• ENTRIES SUPPLIED:
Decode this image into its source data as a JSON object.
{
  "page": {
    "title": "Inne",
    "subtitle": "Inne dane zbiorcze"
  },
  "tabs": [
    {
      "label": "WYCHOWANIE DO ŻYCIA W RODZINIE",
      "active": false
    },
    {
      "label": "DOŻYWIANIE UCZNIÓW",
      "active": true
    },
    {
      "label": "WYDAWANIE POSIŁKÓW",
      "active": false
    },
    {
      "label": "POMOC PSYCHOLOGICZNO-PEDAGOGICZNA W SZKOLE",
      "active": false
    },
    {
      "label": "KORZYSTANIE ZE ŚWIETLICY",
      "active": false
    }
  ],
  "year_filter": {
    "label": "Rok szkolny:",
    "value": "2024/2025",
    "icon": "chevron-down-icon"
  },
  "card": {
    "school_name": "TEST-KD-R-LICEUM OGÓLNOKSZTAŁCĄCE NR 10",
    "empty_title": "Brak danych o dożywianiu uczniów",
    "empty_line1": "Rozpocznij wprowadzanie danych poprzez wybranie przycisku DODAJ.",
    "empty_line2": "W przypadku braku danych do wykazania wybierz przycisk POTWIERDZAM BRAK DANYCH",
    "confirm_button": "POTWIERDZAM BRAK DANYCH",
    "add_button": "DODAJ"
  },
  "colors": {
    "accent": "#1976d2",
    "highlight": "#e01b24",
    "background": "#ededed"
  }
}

• TASK INSTRUCTIONS: Please reproduce each line exactly as written.

• ANSWER FOR THIS EXERCISE:
Decode this image into its source data as a JSON object.
{
  "page": {
    "title": "Inne",
    "subtitle": "Inne dane zbiorcze"
  },
  "tabs": [
    {
      "label": "WYCHOWANIE DO ŻYCIA W RODZINIE",
      "active": false
    },
    {
      "label": "DOŻYWIANIE UCZNIÓW",
      "active": true
    },
    {
      "label": "WYDAWANIE POSIŁKÓW",
      "active": false
    },
    {
      "label": "POMOC PSYCHOLOGICZNO-PEDAGOGICZNA W SZKOLE",
      "active": false
    },
    {
      "label": "KORZYSTANIE ZE ŚWIETLICY",
      "active": false
    }
  ],
  "year_filter": {
    "label": "Rok szkolny:",
    "value": "2024/2025",
    "icon": "chevron-down-icon"
  },
  "card": {
    "school_name": "TEST-KD-R-LICEUM OGÓLNOKSZTAŁCĄCE NR 10",
    "empty_title": "Brak danych o dożywianiu uczniów",
    "empty_line1": "Rozpocznij wprowadzanie danych poprzez wybranie przycisku DODAJ.",
    "empty_line2": "W przypadku braku danych do wykazania wybierz przycisk POTWIERDZAM BRAK DANYCH",
    "confirm_button": "POTWIERDZAM BRAK DANYCH",
    "add_button": "DODAJ"
  },
  "colors": {
    "accent": "#1976d2",
    "highlight": "#e01b24",
    "background": "#ededed"
  }
}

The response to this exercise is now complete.